---------- EXERCISE DATA ----------

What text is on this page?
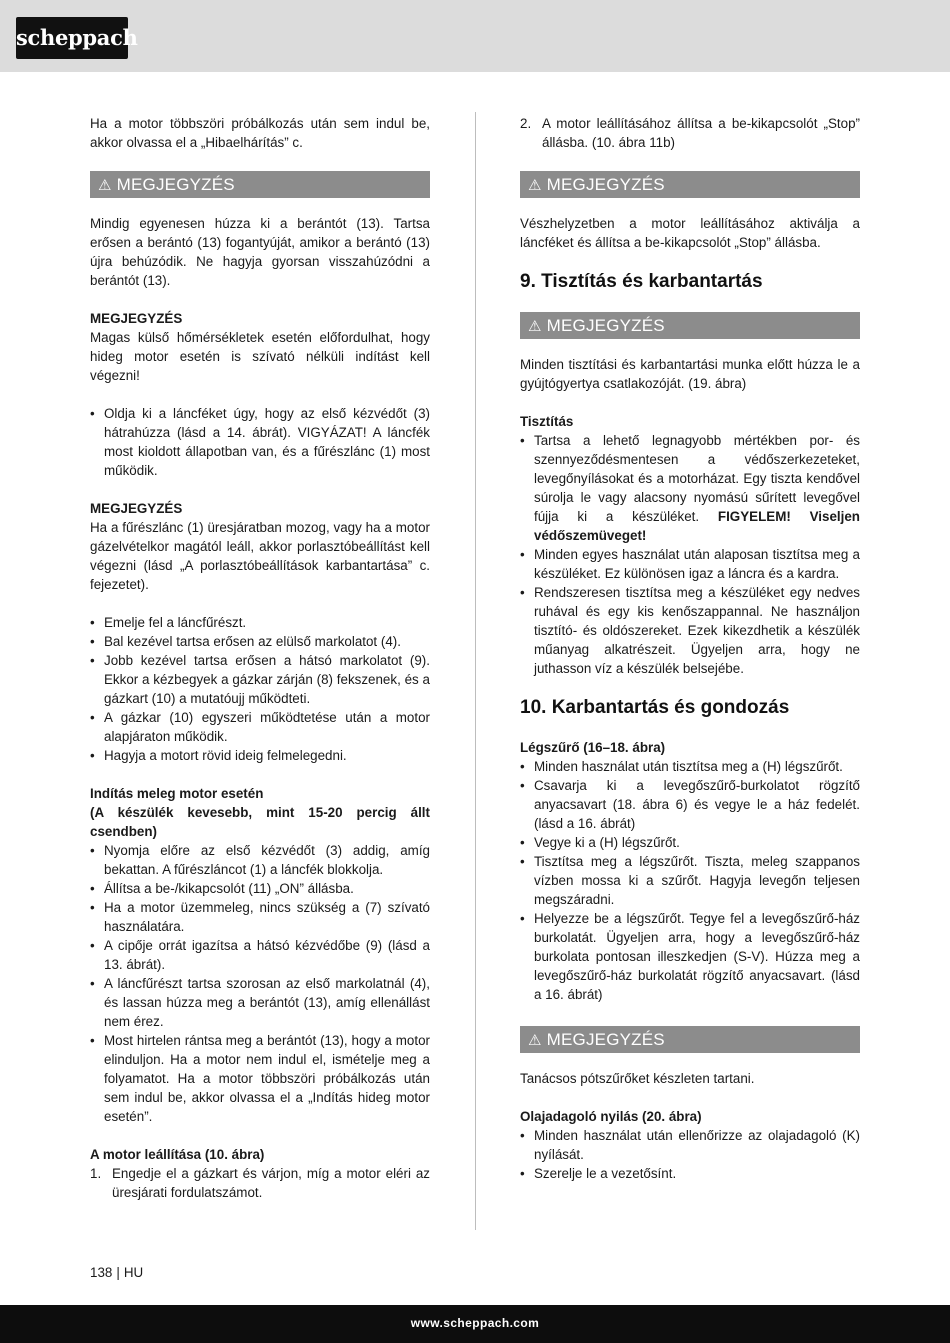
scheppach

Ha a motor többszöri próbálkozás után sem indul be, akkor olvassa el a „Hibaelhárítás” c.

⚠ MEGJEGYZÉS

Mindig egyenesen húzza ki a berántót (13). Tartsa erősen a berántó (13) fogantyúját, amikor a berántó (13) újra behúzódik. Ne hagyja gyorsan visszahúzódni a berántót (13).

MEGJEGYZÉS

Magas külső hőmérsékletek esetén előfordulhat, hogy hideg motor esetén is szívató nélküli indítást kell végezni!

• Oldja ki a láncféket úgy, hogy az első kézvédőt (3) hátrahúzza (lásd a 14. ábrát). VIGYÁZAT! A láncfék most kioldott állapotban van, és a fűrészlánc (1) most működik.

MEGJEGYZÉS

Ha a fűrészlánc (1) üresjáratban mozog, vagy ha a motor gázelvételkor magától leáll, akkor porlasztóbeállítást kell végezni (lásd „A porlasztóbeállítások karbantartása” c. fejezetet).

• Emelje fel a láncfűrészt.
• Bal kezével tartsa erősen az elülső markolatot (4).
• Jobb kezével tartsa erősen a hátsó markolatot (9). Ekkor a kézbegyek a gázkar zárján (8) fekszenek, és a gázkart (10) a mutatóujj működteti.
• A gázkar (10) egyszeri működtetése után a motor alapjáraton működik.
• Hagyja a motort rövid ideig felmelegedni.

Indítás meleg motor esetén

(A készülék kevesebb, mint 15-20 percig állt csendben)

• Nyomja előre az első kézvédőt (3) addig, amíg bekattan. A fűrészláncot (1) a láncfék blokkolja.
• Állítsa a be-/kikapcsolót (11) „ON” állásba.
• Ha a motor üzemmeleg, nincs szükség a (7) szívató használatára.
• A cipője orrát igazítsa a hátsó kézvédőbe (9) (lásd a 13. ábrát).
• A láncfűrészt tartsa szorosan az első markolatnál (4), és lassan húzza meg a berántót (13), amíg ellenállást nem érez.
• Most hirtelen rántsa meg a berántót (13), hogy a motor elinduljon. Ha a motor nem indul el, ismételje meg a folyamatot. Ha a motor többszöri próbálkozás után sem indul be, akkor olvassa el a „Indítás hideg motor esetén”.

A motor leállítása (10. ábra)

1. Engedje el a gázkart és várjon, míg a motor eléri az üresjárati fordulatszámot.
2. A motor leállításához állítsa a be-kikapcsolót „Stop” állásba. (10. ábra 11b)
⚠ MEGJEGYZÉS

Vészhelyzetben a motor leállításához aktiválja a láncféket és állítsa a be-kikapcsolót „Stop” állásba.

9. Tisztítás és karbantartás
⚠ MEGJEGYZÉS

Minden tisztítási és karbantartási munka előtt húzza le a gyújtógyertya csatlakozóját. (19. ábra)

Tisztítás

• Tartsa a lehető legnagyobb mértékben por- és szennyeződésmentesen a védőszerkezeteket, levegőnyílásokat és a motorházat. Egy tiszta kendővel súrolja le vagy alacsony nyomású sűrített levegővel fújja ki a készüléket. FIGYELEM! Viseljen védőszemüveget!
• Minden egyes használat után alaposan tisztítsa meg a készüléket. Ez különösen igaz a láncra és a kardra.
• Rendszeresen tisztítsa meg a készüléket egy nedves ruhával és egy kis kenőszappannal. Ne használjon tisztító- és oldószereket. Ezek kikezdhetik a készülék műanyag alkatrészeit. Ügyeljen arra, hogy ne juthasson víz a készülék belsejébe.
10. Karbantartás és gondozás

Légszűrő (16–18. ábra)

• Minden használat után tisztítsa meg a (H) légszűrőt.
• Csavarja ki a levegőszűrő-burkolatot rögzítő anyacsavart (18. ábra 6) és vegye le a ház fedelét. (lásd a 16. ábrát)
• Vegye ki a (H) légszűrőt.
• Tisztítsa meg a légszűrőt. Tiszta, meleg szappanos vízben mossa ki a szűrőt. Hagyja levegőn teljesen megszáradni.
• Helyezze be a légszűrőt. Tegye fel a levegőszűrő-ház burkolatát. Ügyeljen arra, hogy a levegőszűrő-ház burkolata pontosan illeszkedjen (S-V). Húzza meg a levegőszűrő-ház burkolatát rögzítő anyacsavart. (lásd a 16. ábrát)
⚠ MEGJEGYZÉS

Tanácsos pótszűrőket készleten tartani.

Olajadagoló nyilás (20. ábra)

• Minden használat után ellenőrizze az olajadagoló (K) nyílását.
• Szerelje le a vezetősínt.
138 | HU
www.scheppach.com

----------

Write out the listing above again, exactly, but with no pictures in the copy.

What text is on this page?
scheppach

Ha a motor többszöri próbálkozás után sem indul be, akkor olvassa el a „Hibaelhárítás” c.

⚠ MEGJEGYZÉS

Mindig egyenesen húzza ki a berántót (13). Tartsa erősen a berántó (13) fogantyúját, amikor a berántó (13) újra behúzódik. Ne hagyja gyorsan visszahúzódni a berántót (13).

MEGJEGYZÉS

Magas külső hőmérsékletek esetén előfordulhat, hogy hideg motor esetén is szívató nélküli indítást kell végezni!

• Oldja ki a láncféket úgy, hogy az első kézvédőt (3) hátrahúzza (lásd a 14. ábrát). VIGYÁZAT! A láncfék most kioldott állapotban van, és a fűrészlánc (1) most működik.

MEGJEGYZÉS

Ha a fűrészlánc (1) üresjáratban mozog, vagy ha a motor gázelvételkor magától leáll, akkor porlasztóbeállítást kell végezni (lásd „A porlasztóbeállítások karbantartása” c. fejezetet).

• Emelje fel a láncfűrészt.
• Bal kezével tartsa erősen az elülső markolatot (4).
• Jobb kezével tartsa erősen a hátsó markolatot (9). Ekkor a kézbegyek a gázkar zárján (8) fekszenek, és a gázkart (10) a mutatóujj működteti.
• A gázkar (10) egyszeri működtetése után a motor alapjáraton működik.
• Hagyja a motort rövid ideig felmelegedni.

Indítás meleg motor esetén

(A készülék kevesebb, mint 15-20 percig állt csendben)

• Nyomja előre az első kézvédőt (3) addig, amíg bekattan. A fűrészláncot (1) a láncfék blokkolja.
• Állítsa a be-/kikapcsolót (11) „ON” állásba.
• Ha a motor üzemmeleg, nincs szükség a (7) szívató használatára.
• A cipője orrát igazítsa a hátsó kézvédőbe (9) (lásd a 13. ábrát).
• A láncfűrészt tartsa szorosan az első markolatnál (4), és lassan húzza meg a berántót (13), amíg ellenállást nem érez.
• Most hirtelen rántsa meg a berántót (13), hogy a motor elinduljon. Ha a motor nem indul el, ismételje meg a folyamatot. Ha a motor többszöri próbálkozás után sem indul be, akkor olvassa el a „Indítás hideg motor esetén”.

A motor leállítása (10. ábra)

1. Engedje el a gázkart és várjon, míg a motor eléri az üresjárati fordulatszámot.
2. A motor leállításához állítsa a be-kikapcsolót „Stop” állásba. (10. ábra 11b)
⚠ MEGJEGYZÉS

Vészhelyzetben a motor leállításához aktiválja a láncféket és állítsa a be-kikapcsolót „Stop” állásba.

9. Tisztítás és karbantartás
⚠ MEGJEGYZÉS

Minden tisztítási és karbantartási munka előtt húzza le a gyújtógyertya csatlakozóját. (19. ábra)

Tisztítás

• Tartsa a lehető legnagyobb mértékben por- és szennyeződésmentesen a védőszerkezeteket, levegőnyílásokat és a motorházat. Egy tiszta kendővel súrolja le vagy alacsony nyomású sűrített levegővel fújja ki a készüléket. FIGYELEM! Viseljen védőszemüveget!
• Minden egyes használat után alaposan tisztítsa meg a készüléket. Ez különösen igaz a láncra és a kardra.
• Rendszeresen tisztítsa meg a készüléket egy nedves ruhával és egy kis kenőszappannal. Ne használjon tisztító- és oldószereket. Ezek kikezdhetik a készülék műanyag alkatrészeit. Ügyeljen arra, hogy ne juthasson víz a készülék belsejébe.
10. Karbantartás és gondozás

Légszűrő (16–18. ábra)

• Minden használat után tisztítsa meg a (H) légszűrőt.
• Csavarja ki a levegőszűrő-burkolatot rögzítő anyacsavart (18. ábra 6) és vegye le a ház fedelét. (lásd a 16. ábrát)
• Vegye ki a (H) légszűrőt.
• Tisztítsa meg a légszűrőt. Tiszta, meleg szappanos vízben mossa ki a szűrőt. Hagyja levegőn teljesen megszáradni.
• Helyezze be a légszűrőt. Tegye fel a levegőszűrő-ház burkolatát. Ügyeljen arra, hogy a levegőszűrő-ház burkolata pontosan illeszkedjen (S-V). Húzza meg a levegőszűrő-ház burkolatát rögzítő anyacsavart. (lásd a 16. ábrát)
⚠ MEGJEGYZÉS

Tanácsos pótszűrőket készleten tartani.

Olajadagoló nyilás (20. ábra)

• Minden használat után ellenőrizze az olajadagoló (K) nyílását.
• Szerelje le a vezetősínt.
138 | HU
www.scheppach.com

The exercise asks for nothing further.